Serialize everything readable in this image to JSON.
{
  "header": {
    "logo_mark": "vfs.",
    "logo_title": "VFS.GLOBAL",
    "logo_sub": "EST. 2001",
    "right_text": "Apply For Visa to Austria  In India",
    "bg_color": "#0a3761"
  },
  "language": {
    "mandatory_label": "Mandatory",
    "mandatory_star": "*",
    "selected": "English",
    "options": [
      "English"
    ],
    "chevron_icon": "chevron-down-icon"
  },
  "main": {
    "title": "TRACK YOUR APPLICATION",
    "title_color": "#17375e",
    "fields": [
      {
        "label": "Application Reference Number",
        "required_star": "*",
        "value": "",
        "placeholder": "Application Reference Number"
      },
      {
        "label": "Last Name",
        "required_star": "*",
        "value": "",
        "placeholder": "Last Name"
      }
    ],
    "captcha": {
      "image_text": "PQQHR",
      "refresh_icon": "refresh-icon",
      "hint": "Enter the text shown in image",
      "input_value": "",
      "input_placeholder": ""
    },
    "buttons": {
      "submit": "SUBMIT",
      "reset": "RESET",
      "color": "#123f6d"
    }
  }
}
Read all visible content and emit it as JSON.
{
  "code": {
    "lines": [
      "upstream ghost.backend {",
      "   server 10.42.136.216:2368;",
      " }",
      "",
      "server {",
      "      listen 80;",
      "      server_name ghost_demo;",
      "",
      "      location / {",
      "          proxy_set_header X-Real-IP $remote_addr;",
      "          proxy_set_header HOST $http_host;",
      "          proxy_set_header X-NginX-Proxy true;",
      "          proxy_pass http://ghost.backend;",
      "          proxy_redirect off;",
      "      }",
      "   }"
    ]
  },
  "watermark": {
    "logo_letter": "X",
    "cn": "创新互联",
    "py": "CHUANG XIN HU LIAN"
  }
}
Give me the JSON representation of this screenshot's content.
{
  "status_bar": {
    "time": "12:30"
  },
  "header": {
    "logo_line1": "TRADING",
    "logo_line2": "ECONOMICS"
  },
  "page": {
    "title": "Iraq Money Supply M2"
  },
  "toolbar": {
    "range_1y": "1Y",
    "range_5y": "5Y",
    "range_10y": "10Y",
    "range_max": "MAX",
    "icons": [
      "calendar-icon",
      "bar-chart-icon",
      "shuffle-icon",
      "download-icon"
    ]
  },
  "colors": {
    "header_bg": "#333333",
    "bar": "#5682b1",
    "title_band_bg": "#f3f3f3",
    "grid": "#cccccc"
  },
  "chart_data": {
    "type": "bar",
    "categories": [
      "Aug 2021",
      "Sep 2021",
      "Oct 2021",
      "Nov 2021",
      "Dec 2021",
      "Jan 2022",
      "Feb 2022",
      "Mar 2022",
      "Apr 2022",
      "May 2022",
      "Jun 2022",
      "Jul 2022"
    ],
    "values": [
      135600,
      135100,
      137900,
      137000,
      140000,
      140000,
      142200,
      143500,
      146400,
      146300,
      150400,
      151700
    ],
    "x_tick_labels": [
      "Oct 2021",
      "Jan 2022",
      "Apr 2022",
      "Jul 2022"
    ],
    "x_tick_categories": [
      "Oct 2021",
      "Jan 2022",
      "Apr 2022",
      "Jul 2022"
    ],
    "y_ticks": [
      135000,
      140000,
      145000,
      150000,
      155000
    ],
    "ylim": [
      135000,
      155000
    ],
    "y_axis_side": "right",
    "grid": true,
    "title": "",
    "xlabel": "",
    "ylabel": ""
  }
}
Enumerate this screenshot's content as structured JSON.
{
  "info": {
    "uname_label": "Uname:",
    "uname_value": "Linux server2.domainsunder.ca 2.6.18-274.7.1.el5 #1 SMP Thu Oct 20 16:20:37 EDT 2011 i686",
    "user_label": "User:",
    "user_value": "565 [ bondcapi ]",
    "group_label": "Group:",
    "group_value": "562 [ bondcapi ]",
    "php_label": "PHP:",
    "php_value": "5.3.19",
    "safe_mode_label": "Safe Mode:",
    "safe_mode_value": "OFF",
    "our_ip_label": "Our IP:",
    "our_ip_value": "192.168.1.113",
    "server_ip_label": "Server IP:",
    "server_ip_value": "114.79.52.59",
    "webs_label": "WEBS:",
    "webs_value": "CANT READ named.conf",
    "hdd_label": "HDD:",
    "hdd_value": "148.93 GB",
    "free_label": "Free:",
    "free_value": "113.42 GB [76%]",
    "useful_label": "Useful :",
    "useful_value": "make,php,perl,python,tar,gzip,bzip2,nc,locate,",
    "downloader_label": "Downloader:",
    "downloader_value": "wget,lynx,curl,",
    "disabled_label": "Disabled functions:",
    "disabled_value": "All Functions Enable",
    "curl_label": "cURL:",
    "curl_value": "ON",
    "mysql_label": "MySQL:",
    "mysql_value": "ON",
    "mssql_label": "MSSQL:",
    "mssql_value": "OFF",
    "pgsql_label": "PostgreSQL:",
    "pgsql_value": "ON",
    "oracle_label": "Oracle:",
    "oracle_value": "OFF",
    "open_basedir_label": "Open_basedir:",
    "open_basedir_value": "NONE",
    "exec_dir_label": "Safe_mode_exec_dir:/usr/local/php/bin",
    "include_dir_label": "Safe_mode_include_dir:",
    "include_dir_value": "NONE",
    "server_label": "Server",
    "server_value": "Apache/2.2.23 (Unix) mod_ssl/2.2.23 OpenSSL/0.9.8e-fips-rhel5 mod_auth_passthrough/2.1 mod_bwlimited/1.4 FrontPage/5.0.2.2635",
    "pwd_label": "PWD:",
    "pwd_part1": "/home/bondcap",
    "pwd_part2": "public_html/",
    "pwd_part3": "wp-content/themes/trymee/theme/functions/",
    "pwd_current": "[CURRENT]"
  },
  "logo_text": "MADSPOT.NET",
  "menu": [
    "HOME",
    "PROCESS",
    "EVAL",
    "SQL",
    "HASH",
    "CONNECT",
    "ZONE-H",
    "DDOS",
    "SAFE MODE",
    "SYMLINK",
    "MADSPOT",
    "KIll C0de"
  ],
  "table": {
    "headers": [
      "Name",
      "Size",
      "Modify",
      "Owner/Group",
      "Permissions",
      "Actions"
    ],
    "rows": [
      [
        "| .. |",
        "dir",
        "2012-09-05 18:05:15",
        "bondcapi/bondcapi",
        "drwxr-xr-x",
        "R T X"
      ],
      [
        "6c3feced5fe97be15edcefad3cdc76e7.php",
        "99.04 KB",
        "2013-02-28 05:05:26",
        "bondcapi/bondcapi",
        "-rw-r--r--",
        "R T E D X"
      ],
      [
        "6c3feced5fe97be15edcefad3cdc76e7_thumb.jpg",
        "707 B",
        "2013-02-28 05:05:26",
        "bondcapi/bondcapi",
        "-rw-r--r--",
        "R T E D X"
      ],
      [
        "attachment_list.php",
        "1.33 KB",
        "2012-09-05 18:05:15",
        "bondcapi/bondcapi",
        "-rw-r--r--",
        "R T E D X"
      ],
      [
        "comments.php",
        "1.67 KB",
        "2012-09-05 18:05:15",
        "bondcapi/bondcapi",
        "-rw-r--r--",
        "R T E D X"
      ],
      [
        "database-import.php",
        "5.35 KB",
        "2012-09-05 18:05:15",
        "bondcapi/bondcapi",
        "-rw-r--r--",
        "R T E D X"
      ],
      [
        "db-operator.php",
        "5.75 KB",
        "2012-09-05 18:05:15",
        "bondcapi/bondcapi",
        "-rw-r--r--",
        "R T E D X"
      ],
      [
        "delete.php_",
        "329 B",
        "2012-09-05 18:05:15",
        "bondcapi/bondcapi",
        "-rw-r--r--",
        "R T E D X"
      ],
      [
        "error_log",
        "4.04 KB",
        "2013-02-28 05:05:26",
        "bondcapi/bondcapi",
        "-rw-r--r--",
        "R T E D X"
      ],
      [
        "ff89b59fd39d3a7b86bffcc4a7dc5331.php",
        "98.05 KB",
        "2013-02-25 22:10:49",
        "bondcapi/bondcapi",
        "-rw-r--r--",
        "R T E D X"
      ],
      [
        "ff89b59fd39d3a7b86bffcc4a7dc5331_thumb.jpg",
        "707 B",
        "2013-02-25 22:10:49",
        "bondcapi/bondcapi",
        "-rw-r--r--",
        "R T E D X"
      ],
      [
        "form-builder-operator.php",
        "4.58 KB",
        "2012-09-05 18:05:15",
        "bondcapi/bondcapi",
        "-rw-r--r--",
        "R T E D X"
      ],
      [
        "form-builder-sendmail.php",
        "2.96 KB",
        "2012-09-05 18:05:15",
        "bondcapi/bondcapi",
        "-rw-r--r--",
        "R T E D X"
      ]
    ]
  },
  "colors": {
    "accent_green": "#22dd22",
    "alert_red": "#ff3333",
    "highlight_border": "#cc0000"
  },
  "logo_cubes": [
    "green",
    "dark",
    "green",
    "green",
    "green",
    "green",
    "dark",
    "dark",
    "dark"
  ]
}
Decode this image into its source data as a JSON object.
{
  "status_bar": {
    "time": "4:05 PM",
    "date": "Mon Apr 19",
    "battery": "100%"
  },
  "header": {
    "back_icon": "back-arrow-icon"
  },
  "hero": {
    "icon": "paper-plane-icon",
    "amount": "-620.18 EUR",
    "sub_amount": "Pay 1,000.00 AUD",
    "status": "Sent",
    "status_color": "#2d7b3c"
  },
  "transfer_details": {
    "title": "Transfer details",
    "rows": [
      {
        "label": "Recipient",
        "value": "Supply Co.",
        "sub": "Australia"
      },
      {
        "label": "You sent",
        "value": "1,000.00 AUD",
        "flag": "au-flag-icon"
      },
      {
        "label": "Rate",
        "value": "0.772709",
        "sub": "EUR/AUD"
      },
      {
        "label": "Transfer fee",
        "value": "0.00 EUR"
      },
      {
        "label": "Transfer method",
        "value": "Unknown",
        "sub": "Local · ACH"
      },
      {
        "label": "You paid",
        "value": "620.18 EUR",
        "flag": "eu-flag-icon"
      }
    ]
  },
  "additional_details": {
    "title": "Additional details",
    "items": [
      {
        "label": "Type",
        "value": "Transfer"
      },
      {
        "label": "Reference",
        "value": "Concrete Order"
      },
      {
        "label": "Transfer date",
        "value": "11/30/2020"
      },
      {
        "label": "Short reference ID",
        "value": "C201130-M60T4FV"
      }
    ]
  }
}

What you will do: Using the material above, extract the line that contains "Decode this image" and every line after it, exactly as given; stop at the last line.

The solution:
Decode this image into its source data as a JSON object.
{
  "status_bar": {
    "time": "4:05 PM",
    "date": "Mon Apr 19",
    "battery": "100%"
  },
  "header": {
    "back_icon": "back-arrow-icon"
  },
  "hero": {
    "icon": "paper-plane-icon",
    "amount": "-620.18 EUR",
    "sub_amount": "Pay 1,000.00 AUD",
    "status": "Sent",
    "status_color": "#2d7b3c"
  },
  "transfer_details": {
    "title": "Transfer details",
    "rows": [
      {
        "label": "Recipient",
        "value": "Supply Co.",
        "sub": "Australia"
      },
      {
        "label": "You sent",
        "value": "1,000.00 AUD",
        "flag": "au-flag-icon"
      },
      {
        "label": "Rate",
        "value": "0.772709",
        "sub": "EUR/AUD"
      },
      {
        "label": "Transfer fee",
        "value": "0.00 EUR"
      },
      {
        "label": "Transfer method",
        "value": "Unknown",
        "sub": "Local · ACH"
      },
      {
        "label": "You paid",
        "value": "620.18 EUR",
        "flag": "eu-flag-icon"
      }
    ]
  },
  "additional_details": {
    "title": "Additional details",
    "items": [
      {
        "label": "Type",
        "value": "Transfer"
      },
      {
        "label": "Reference",
        "value": "Concrete Order"
      },
      {
        "label": "Transfer date",
        "value": "11/30/2020"
      },
      {
        "label": "Short reference ID",
        "value": "C201130-M60T4FV"
      }
    ]
  }
}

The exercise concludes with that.